Reproduce verbatim the final portion of the material below, from the line containing "Output a JSON" through its last line, and nothing else.

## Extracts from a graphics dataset

-.-.-

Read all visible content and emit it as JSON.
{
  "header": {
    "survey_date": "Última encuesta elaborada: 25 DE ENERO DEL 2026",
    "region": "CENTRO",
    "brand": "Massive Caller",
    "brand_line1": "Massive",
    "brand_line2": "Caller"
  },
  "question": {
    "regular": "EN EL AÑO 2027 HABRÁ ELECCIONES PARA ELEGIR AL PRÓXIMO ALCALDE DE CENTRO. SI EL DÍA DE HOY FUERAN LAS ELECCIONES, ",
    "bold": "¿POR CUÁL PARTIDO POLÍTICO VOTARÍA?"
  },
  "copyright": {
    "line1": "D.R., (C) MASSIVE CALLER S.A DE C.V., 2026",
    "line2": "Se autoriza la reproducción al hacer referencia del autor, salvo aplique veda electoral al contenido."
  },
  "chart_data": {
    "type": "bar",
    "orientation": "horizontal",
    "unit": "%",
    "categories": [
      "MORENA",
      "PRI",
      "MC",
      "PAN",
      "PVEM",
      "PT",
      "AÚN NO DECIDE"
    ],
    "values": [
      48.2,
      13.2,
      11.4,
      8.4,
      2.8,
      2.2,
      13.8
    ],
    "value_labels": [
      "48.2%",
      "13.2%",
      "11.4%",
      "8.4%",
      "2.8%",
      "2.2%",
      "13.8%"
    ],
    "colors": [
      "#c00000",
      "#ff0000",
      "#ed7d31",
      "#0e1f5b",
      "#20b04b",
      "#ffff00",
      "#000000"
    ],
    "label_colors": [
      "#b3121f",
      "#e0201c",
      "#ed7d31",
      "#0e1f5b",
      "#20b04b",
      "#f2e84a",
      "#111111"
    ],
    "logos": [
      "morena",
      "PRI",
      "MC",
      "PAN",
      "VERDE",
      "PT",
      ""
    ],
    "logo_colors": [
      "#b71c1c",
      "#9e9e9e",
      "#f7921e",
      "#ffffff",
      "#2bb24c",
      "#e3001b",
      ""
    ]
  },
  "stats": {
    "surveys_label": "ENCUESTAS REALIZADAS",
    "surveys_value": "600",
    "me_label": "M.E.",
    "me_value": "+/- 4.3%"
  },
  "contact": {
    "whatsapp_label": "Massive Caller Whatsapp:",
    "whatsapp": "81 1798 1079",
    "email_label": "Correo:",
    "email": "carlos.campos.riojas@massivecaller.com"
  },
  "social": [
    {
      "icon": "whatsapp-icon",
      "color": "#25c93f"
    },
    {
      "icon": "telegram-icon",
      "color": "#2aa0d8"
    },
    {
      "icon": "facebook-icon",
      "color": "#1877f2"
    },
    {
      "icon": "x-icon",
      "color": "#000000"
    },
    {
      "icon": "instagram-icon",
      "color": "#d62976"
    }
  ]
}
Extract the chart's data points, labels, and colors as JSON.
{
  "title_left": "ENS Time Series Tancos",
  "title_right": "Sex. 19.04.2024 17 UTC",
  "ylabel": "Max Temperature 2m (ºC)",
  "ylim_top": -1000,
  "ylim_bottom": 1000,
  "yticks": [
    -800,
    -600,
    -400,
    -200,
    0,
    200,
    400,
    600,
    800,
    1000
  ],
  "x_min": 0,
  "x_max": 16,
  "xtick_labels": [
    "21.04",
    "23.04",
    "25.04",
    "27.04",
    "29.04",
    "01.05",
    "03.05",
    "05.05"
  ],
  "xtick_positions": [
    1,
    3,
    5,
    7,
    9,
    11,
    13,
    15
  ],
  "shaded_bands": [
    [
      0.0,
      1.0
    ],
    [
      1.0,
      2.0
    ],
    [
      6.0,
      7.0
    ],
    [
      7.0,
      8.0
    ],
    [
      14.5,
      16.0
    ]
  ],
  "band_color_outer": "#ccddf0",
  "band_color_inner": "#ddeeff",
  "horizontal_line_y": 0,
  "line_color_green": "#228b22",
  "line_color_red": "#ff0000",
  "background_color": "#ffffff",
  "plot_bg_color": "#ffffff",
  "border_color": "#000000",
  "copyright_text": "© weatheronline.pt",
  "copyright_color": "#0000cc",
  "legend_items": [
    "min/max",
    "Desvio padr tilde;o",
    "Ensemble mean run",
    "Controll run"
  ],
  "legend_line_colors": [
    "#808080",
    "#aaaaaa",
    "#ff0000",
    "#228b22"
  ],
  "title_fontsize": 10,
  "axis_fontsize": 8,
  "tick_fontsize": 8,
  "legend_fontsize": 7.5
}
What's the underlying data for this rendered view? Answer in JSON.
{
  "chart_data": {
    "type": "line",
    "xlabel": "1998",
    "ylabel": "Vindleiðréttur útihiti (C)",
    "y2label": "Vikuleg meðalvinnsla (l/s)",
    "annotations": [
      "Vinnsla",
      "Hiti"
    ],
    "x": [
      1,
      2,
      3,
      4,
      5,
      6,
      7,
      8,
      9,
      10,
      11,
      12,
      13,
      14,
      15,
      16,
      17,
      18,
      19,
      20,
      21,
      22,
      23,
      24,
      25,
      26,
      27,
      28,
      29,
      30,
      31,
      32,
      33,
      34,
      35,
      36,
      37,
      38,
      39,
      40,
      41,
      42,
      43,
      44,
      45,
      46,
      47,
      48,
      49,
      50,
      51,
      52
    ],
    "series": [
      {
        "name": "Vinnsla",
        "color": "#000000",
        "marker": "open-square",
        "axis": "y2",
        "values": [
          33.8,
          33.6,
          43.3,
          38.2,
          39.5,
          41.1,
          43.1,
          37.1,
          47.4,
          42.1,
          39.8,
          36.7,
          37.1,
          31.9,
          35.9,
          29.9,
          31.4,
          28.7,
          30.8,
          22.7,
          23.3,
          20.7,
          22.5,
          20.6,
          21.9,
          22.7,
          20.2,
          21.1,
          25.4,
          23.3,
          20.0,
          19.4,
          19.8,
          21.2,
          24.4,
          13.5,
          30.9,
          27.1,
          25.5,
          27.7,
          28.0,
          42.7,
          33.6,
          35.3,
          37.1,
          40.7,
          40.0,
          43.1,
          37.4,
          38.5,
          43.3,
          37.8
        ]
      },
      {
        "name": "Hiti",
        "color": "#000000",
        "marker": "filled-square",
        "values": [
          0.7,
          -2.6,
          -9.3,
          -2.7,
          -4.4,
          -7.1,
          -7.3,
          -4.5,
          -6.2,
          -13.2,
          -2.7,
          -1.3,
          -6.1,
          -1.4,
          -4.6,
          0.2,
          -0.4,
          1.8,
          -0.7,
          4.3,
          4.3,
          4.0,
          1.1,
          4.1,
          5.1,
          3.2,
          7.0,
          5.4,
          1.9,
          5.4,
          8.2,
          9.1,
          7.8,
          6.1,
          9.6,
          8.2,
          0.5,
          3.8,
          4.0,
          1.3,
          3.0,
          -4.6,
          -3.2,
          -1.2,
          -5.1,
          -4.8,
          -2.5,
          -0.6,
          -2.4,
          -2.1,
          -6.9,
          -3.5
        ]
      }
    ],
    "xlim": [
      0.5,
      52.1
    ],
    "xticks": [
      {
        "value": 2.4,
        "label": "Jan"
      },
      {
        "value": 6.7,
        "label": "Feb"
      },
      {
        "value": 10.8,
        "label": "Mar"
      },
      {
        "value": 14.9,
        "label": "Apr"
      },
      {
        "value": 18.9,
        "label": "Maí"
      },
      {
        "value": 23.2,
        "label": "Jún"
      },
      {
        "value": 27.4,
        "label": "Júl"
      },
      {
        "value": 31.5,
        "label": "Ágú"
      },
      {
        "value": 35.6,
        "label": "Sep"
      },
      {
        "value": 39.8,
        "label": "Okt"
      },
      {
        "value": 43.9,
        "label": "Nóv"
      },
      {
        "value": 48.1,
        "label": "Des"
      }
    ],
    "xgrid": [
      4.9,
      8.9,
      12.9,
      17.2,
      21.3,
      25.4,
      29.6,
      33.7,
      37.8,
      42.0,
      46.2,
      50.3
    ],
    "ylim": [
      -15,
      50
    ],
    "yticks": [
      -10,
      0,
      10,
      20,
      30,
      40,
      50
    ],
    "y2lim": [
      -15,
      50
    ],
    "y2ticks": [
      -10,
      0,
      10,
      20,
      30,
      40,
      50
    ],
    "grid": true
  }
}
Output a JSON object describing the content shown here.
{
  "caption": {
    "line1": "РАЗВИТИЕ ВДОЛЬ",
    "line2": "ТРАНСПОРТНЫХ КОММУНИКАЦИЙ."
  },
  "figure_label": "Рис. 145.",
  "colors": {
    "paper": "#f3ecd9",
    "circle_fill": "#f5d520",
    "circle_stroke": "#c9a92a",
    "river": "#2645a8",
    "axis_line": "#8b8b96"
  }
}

-.-.-

## Result of the exercise
Output a JSON object describing the content shown here.
{
  "caption": {
    "line1": "РАЗВИТИЕ ВДОЛЬ",
    "line2": "ТРАНСПОРТНЫХ КОММУНИКАЦИЙ."
  },
  "figure_label": "Рис. 145.",
  "colors": {
    "paper": "#f3ecd9",
    "circle_fill": "#f5d520",
    "circle_stroke": "#c9a92a",
    "river": "#2645a8",
    "axis_line": "#8b8b96"
  }
}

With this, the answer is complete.